• _WRITTEN EXERCISE_
Write out each line word for word. Drop pictures.

--- Start INFORMATION GIVEN ---

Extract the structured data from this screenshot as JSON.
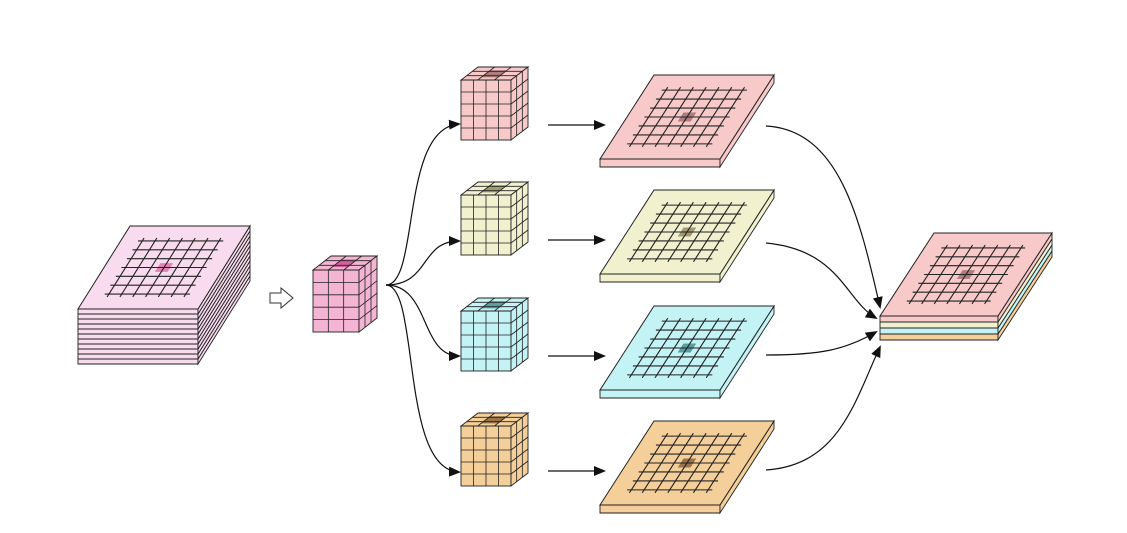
{
  "colors": {
    "input": "#f8dbee",
    "input_center": "#e483b3",
    "kernel": "#f4b5d4",
    "kernel_center": "#d65f9f",
    "stroke": "#222222",
    "background": "#ffffff",
    "branches": [
      {
        "fill": "#f8c9c9",
        "center": "#b07c7c"
      },
      {
        "fill": "#f1f1cf",
        "center": "#a39b6f"
      },
      {
        "fill": "#c4f3f6",
        "center": "#5a9ea2"
      },
      {
        "fill": "#f5cf99",
        "center": "#9c7448"
      }
    ]
  },
  "structure": {
    "input_layers": 11,
    "grid_lines": 7,
    "branch_count": 4,
    "output_layers": 4
  },
  "icons": {
    "transition": "hollow-right-arrow",
    "flow": "filled-arrowhead"
  }
}
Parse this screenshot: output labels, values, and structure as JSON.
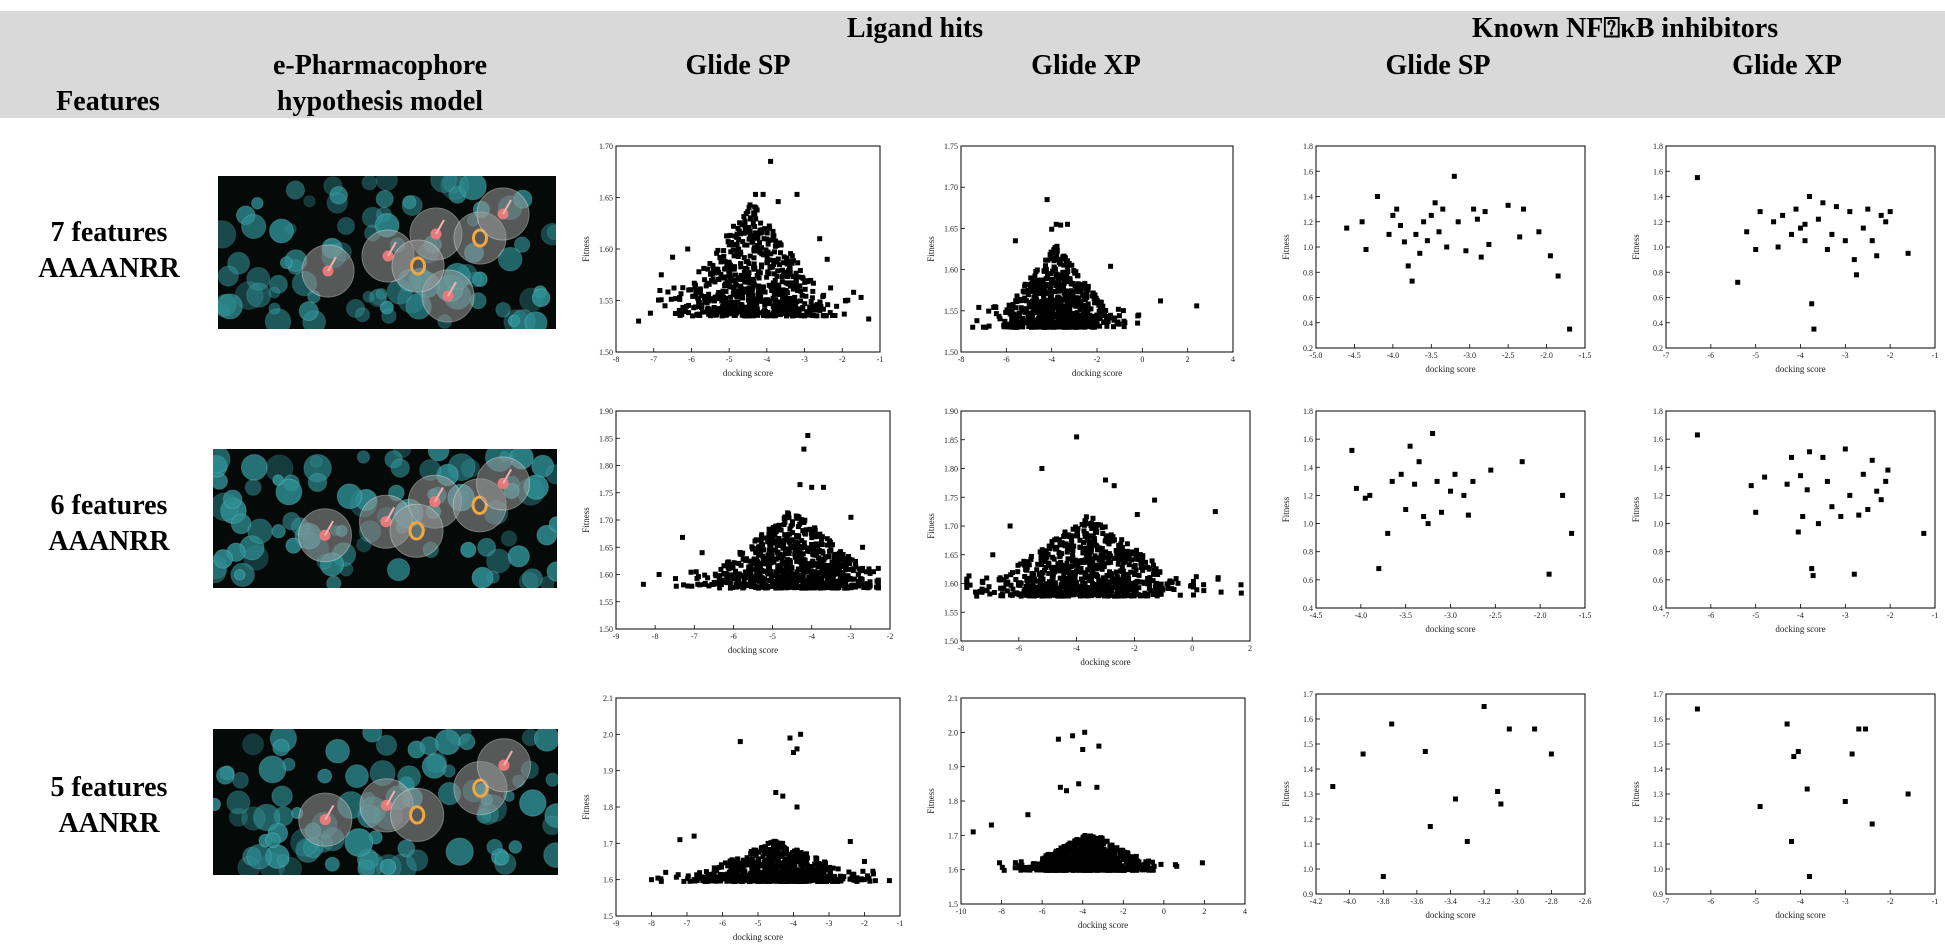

--- End INFORMATION GIVEN ---

• _TASK RESULT_
Extract the structured data from this screenshot as JSON.
{
  "colors": {
    "input": "#f8dbee",
    "input_center": "#e483b3",
    "kernel": "#f4b5d4",
    "kernel_center": "#d65f9f",
    "stroke": "#222222",
    "background": "#ffffff",
    "branches": [
      {
        "fill": "#f8c9c9",
        "center": "#b07c7c"
      },
      {
        "fill": "#f1f1cf",
        "center": "#a39b6f"
      },
      {
        "fill": "#c4f3f6",
        "center": "#5a9ea2"
      },
      {
        "fill": "#f5cf99",
        "center": "#9c7448"
      }
    ]
  },
  "structure": {
    "input_layers": 11,
    "grid_lines": 7,
    "branch_count": 4,
    "output_layers": 4
  },
  "icons": {
    "transition": "hollow-right-arrow",
    "flow": "filled-arrowhead"
  }
}
Parse this screenshot: output labels, values, and structure as JSON.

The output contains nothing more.